YOUR INSTRUCTIONS
Write out the complete material exactly as it stands.

GIVEN DATA
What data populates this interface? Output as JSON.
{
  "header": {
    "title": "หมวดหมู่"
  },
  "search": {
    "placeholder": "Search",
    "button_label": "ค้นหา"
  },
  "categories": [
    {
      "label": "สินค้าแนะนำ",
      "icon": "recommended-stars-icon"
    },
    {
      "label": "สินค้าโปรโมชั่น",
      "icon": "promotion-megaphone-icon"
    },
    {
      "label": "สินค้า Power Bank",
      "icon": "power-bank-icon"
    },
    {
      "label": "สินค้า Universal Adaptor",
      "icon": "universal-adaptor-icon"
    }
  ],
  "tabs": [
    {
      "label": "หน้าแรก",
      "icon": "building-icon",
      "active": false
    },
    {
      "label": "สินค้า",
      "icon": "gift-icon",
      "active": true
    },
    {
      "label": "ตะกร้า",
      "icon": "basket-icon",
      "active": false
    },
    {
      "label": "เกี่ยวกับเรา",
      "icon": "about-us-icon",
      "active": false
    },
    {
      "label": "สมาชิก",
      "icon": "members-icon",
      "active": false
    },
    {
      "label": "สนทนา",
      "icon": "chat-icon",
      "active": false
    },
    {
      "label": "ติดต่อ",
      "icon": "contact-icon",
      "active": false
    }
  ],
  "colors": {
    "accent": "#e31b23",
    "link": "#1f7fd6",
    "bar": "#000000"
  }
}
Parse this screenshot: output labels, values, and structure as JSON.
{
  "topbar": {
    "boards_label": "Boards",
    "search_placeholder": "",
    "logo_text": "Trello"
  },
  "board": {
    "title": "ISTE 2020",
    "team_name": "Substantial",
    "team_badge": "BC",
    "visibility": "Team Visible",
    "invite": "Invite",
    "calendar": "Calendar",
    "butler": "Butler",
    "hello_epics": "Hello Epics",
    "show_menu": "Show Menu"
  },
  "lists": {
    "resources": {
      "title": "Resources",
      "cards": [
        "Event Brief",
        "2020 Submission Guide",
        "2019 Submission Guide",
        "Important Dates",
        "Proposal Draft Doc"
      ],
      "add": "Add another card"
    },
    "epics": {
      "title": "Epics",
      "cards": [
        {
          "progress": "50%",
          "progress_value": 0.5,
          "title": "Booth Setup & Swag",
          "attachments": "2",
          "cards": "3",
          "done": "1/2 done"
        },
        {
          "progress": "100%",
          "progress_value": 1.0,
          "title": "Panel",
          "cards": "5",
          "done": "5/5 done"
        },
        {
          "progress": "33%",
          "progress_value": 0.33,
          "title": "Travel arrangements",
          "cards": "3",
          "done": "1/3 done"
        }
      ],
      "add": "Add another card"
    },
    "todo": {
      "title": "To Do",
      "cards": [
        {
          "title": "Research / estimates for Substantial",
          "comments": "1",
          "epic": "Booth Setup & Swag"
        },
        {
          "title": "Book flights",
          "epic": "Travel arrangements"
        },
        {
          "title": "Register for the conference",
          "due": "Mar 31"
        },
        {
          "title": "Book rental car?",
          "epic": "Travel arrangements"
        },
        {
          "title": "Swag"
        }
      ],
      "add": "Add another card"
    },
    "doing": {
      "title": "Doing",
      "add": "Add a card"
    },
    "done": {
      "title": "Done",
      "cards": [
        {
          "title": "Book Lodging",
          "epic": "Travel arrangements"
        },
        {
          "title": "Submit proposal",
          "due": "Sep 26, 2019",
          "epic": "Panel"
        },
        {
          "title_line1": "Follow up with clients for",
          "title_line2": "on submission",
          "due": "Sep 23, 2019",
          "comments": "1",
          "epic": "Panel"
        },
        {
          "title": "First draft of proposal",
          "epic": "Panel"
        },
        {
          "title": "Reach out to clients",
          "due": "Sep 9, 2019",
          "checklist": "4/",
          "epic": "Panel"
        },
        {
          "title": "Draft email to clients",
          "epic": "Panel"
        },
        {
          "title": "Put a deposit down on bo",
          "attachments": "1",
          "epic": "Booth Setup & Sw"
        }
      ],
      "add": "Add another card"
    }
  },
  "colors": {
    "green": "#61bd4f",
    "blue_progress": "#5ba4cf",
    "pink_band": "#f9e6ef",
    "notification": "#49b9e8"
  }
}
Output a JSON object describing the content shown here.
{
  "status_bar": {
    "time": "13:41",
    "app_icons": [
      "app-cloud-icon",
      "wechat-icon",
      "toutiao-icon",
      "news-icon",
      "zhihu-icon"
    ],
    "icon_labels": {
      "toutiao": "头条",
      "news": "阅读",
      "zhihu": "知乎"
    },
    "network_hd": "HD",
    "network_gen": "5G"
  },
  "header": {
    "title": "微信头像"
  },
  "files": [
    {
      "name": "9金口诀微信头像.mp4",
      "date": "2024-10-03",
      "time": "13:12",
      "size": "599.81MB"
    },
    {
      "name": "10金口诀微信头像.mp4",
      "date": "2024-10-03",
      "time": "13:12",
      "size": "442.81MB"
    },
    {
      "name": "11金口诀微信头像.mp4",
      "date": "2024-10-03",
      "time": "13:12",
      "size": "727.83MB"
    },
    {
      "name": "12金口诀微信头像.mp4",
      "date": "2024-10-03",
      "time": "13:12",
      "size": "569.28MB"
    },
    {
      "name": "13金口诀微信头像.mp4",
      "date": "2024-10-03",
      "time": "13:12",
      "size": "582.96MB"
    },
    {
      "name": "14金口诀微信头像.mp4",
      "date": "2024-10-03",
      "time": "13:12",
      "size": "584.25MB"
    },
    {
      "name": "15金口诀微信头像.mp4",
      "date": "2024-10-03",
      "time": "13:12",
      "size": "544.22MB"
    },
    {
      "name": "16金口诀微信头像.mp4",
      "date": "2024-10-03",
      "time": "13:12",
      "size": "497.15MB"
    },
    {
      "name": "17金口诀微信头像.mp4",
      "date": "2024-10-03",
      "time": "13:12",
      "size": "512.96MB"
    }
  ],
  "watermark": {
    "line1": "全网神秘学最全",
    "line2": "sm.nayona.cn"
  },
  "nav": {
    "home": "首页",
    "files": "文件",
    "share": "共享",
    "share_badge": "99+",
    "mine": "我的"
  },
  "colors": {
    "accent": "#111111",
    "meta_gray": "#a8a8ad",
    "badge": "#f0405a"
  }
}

RESPONSE TO THE EXERCISE
What data populates this interface? Output as JSON.
{
  "header": {
    "title": "หมวดหมู่"
  },
  "search": {
    "placeholder": "Search",
    "button_label": "ค้นหา"
  },
  "categories": [
    {
      "label": "สินค้าแนะนำ",
      "icon": "recommended-stars-icon"
    },
    {
      "label": "สินค้าโปรโมชั่น",
      "icon": "promotion-megaphone-icon"
    },
    {
      "label": "สินค้า Power Bank",
      "icon": "power-bank-icon"
    },
    {
      "label": "สินค้า Universal Adaptor",
      "icon": "universal-adaptor-icon"
    }
  ],
  "tabs": [
    {
      "label": "หน้าแรก",
      "icon": "building-icon",
      "active": false
    },
    {
      "label": "สินค้า",
      "icon": "gift-icon",
      "active": true
    },
    {
      "label": "ตะกร้า",
      "icon": "basket-icon",
      "active": false
    },
    {
      "label": "เกี่ยวกับเรา",
      "icon": "about-us-icon",
      "active": false
    },
    {
      "label": "สมาชิก",
      "icon": "members-icon",
      "active": false
    },
    {
      "label": "สนทนา",
      "icon": "chat-icon",
      "active": false
    },
    {
      "label": "ติดต่อ",
      "icon": "contact-icon",
      "active": false
    }
  ],
  "colors": {
    "accent": "#e31b23",
    "link": "#1f7fd6",
    "bar": "#000000"
  }
}
Parse this screenshot: output labels, values, and structure as JSON.
{
  "topbar": {
    "boards_label": "Boards",
    "search_placeholder": "",
    "logo_text": "Trello"
  },
  "board": {
    "title": "ISTE 2020",
    "team_name": "Substantial",
    "team_badge": "BC",
    "visibility": "Team Visible",
    "invite": "Invite",
    "calendar": "Calendar",
    "butler": "Butler",
    "hello_epics": "Hello Epics",
    "show_menu": "Show Menu"
  },
  "lists": {
    "resources": {
      "title": "Resources",
      "cards": [
        "Event Brief",
        "2020 Submission Guide",
        "2019 Submission Guide",
        "Important Dates",
        "Proposal Draft Doc"
      ],
      "add": "Add another card"
    },
    "epics": {
      "title": "Epics",
      "cards": [
        {
          "progress": "50%",
          "progress_value": 0.5,
          "title": "Booth Setup & Swag",
          "attachments": "2",
          "cards": "3",
          "done": "1/2 done"
        },
        {
          "progress": "100%",
          "progress_value": 1.0,
          "title": "Panel",
          "cards": "5",
          "done": "5/5 done"
        },
        {
          "progress": "33%",
          "progress_value": 0.33,
          "title": "Travel arrangements",
          "cards": "3",
          "done": "1/3 done"
        }
      ],
      "add": "Add another card"
    },
    "todo": {
      "title": "To Do",
      "cards": [
        {
          "title": "Research / estimates for Substantial",
          "comments": "1",
          "epic": "Booth Setup & Swag"
        },
        {
          "title": "Book flights",
          "epic": "Travel arrangements"
        },
        {
          "title": "Register for the conference",
          "due": "Mar 31"
        },
        {
          "title": "Book rental car?",
          "epic": "Travel arrangements"
        },
        {
          "title": "Swag"
        }
      ],
      "add": "Add another card"
    },
    "doing": {
      "title": "Doing",
      "add": "Add a card"
    },
    "done": {
      "title": "Done",
      "cards": [
        {
          "title": "Book Lodging",
          "epic": "Travel arrangements"
        },
        {
          "title": "Submit proposal",
          "due": "Sep 26, 2019",
          "epic": "Panel"
        },
        {
          "title_line1": "Follow up with clients for",
          "title_line2": "on submission",
          "due": "Sep 23, 2019",
          "comments": "1",
          "epic": "Panel"
        },
        {
          "title": "First draft of proposal",
          "epic": "Panel"
        },
        {
          "title": "Reach out to clients",
          "due": "Sep 9, 2019",
          "checklist": "4/",
          "epic": "Panel"
        },
        {
          "title": "Draft email to clients",
          "epic": "Panel"
        },
        {
          "title": "Put a deposit down on bo",
          "attachments": "1",
          "epic": "Booth Setup & Sw"
        }
      ],
      "add": "Add another card"
    }
  },
  "colors": {
    "green": "#61bd4f",
    "blue_progress": "#5ba4cf",
    "pink_band": "#f9e6ef",
    "notification": "#49b9e8"
  }
}
Output a JSON object describing the content shown here.
{
  "status_bar": {
    "time": "13:41",
    "app_icons": [
      "app-cloud-icon",
      "wechat-icon",
      "toutiao-icon",
      "news-icon",
      "zhihu-icon"
    ],
    "icon_labels": {
      "toutiao": "头条",
      "news": "阅读",
      "zhihu": "知乎"
    },
    "network_hd": "HD",
    "network_gen": "5G"
  },
  "header": {
    "title": "微信头像"
  },
  "files": [
    {
      "name": "9金口诀微信头像.mp4",
      "date": "2024-10-03",
      "time": "13:12",
      "size": "599.81MB"
    },
    {
      "name": "10金口诀微信头像.mp4",
      "date": "2024-10-03",
      "time": "13:12",
      "size": "442.81MB"
    },
    {
      "name": "11金口诀微信头像.mp4",
      "date": "2024-10-03",
      "time": "13:12",
      "size": "727.83MB"
    },
    {
      "name": "12金口诀微信头像.mp4",
      "date": "2024-10-03",
      "time": "13:12",
      "size": "569.28MB"
    },
    {
      "name": "13金口诀微信头像.mp4",
      "date": "2024-10-03",
      "time": "13:12",
      "size": "582.96MB"
    },
    {
      "name": "14金口诀微信头像.mp4",
      "date": "2024-10-03",
      "time": "13:12",
      "size": "584.25MB"
    },
    {
      "name": "15金口诀微信头像.mp4",
      "date": "2024-10-03",
      "time": "13:12",
      "size": "544.22MB"
    },
    {
      "name": "16金口诀微信头像.mp4",
      "date": "2024-10-03",
      "time": "13:12",
      "size": "497.15MB"
    },
    {
      "name": "17金口诀微信头像.mp4",
      "date": "2024-10-03",
      "time": "13:12",
      "size": "512.96MB"
    }
  ],
  "watermark": {
    "line1": "全网神秘学最全",
    "line2": "sm.nayona.cn"
  },
  "nav": {
    "home": "首页",
    "files": "文件",
    "share": "共享",
    "share_badge": "99+",
    "mine": "我的"
  },
  "colors": {
    "accent": "#111111",
    "meta_gray": "#a8a8ad",
    "badge": "#f0405a"
  }
}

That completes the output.